- _TASK DESCRIPTION_:
Count every line below that contains "times", then state the total with no other output.

Dataset items:

--- BEGIN ---

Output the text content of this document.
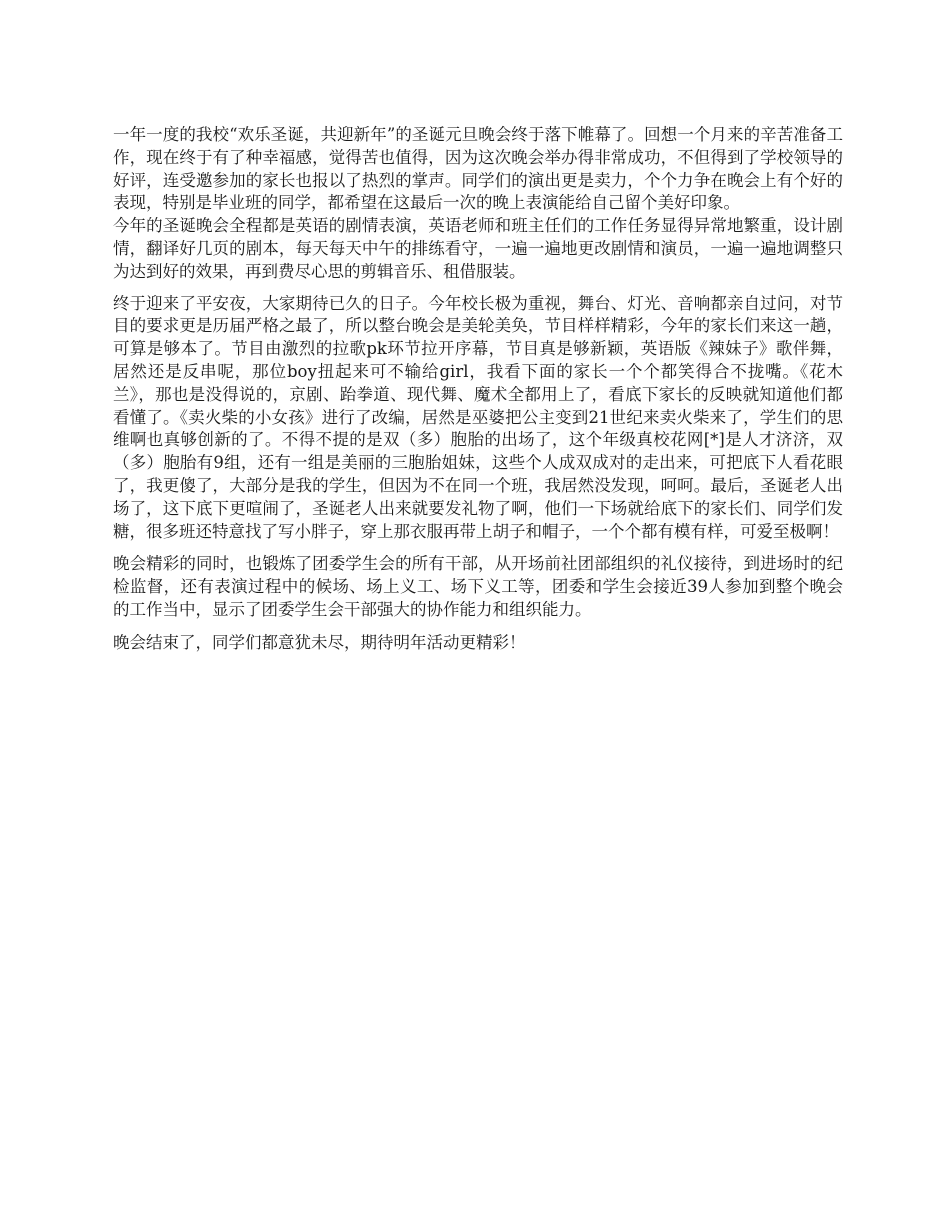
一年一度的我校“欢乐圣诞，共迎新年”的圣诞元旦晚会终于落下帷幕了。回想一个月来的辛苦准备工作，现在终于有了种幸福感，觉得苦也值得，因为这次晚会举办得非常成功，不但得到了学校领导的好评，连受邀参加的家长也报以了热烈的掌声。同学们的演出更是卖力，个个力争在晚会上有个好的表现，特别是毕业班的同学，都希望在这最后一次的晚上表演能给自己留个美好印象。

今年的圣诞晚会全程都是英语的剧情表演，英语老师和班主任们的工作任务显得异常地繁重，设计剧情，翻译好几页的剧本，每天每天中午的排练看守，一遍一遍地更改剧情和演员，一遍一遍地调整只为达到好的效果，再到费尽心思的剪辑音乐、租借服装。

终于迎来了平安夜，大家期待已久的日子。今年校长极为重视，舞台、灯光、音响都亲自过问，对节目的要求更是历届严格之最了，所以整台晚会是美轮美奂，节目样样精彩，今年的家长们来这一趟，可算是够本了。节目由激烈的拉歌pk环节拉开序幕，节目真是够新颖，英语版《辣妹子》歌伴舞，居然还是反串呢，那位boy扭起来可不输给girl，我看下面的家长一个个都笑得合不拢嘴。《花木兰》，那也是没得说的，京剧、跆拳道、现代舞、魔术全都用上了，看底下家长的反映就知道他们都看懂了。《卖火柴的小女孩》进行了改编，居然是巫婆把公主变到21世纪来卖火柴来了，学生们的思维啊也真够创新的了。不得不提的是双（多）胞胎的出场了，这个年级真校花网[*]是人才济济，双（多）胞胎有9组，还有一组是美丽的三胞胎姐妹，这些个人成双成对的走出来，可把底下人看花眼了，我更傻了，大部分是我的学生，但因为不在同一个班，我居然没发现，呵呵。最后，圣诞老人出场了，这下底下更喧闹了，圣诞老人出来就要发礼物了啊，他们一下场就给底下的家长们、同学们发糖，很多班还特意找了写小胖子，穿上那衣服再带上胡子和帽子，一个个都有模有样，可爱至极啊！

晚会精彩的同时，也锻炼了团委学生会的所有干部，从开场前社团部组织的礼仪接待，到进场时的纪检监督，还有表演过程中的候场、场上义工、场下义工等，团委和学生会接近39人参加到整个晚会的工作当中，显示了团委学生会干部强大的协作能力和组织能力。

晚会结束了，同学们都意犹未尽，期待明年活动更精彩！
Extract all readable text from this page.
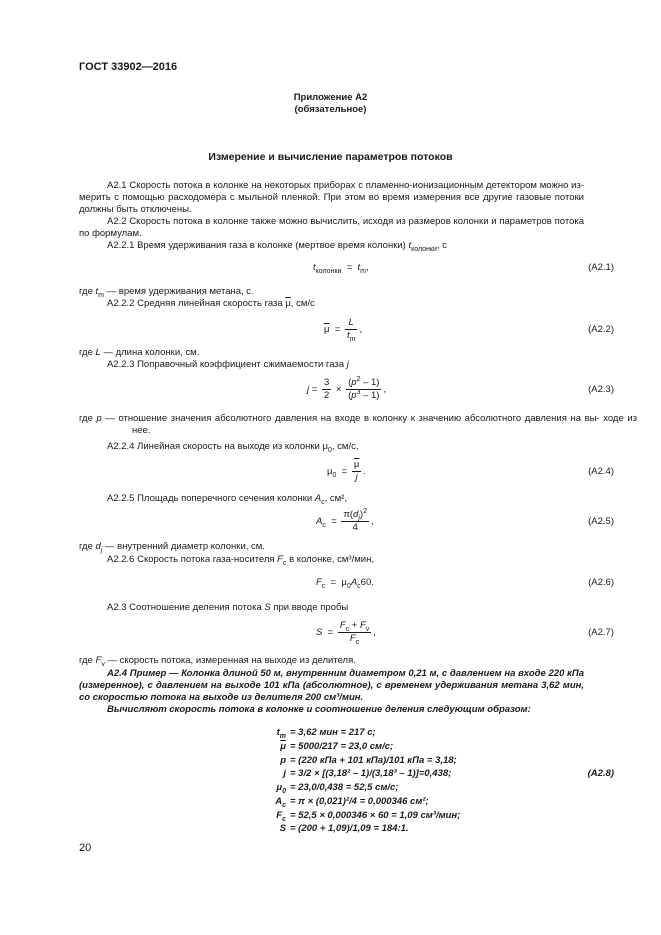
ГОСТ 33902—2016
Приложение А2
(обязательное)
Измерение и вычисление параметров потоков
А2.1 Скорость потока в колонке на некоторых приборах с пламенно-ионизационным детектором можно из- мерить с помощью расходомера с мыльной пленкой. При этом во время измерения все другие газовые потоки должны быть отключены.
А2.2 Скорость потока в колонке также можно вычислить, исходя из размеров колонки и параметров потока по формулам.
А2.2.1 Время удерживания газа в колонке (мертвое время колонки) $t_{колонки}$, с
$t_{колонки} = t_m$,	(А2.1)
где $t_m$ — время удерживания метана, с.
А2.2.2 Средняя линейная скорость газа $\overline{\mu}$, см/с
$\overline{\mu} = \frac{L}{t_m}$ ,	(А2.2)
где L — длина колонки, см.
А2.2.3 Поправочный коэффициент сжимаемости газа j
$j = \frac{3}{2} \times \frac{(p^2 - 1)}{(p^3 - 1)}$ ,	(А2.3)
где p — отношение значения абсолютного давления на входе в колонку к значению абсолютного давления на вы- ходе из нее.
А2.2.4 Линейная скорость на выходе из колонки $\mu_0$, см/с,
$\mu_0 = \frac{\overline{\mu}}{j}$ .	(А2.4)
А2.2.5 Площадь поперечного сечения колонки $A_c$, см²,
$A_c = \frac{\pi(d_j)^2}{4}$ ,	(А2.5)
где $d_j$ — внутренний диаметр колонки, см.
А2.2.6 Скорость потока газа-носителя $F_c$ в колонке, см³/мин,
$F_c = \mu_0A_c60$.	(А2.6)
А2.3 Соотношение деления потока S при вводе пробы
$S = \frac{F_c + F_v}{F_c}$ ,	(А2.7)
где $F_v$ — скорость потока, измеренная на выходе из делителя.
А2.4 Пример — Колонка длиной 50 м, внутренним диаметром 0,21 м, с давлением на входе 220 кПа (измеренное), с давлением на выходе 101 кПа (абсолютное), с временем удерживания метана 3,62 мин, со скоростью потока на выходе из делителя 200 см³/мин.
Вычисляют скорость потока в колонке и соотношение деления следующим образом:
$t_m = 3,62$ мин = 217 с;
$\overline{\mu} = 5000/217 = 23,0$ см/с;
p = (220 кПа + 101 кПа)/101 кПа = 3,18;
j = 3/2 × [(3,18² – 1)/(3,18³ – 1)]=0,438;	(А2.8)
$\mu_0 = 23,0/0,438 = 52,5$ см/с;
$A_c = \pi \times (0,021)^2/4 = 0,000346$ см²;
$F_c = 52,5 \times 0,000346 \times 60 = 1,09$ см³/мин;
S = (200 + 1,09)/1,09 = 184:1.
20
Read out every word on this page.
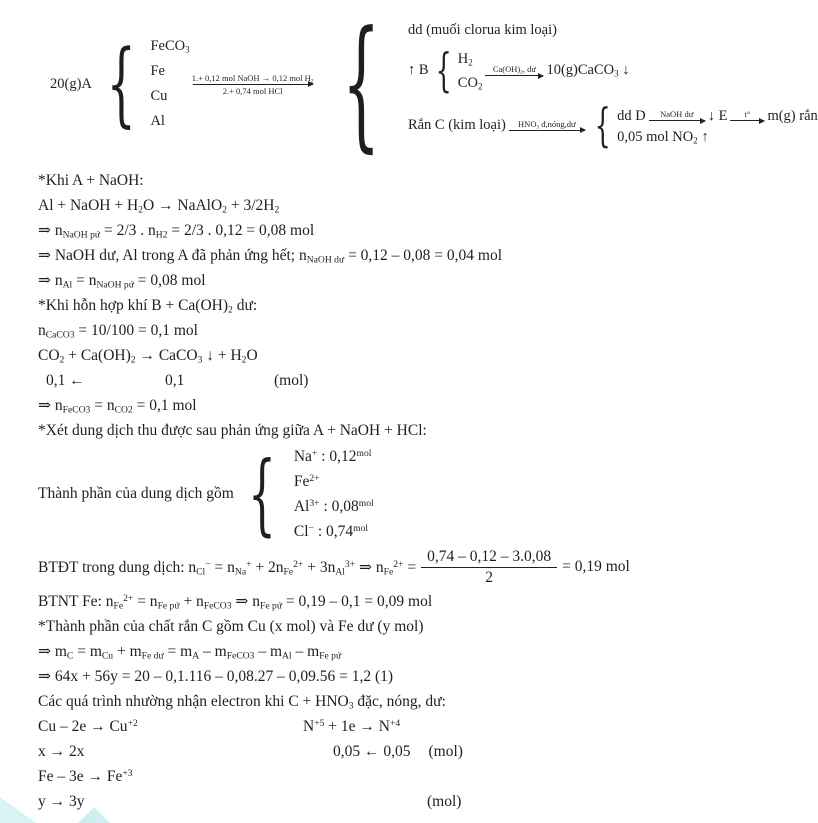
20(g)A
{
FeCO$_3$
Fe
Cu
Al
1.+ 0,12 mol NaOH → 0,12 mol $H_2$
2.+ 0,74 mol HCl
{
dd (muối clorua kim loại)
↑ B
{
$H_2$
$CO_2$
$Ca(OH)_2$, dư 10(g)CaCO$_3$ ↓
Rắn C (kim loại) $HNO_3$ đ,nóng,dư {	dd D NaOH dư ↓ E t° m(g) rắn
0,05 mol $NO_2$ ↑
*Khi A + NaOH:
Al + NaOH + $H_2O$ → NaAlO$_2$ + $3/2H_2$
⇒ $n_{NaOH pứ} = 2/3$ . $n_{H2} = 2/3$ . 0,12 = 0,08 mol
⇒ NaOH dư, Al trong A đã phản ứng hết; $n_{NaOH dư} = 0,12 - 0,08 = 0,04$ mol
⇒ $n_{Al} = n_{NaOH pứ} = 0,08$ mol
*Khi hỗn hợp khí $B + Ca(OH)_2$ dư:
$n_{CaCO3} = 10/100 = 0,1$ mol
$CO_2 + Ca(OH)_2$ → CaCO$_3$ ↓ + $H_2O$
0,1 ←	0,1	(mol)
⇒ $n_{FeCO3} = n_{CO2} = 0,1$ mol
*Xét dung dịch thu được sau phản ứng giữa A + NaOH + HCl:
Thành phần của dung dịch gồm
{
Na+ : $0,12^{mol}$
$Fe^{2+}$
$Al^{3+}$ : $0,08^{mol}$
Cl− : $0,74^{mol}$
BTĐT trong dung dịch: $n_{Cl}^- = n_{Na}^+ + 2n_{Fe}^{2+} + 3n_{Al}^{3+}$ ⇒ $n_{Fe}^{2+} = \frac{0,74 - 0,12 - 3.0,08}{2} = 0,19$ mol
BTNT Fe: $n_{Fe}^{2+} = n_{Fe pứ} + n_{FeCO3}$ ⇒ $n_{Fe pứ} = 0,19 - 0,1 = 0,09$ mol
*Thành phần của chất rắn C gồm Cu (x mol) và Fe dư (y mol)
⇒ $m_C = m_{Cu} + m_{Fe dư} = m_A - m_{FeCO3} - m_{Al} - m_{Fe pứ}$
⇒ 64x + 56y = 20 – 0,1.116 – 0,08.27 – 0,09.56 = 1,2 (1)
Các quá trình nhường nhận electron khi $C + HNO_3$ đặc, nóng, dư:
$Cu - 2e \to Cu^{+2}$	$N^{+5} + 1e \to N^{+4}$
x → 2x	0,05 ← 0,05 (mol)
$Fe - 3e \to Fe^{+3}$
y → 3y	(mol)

--- END ---

- _FULL OUTPUT_:
3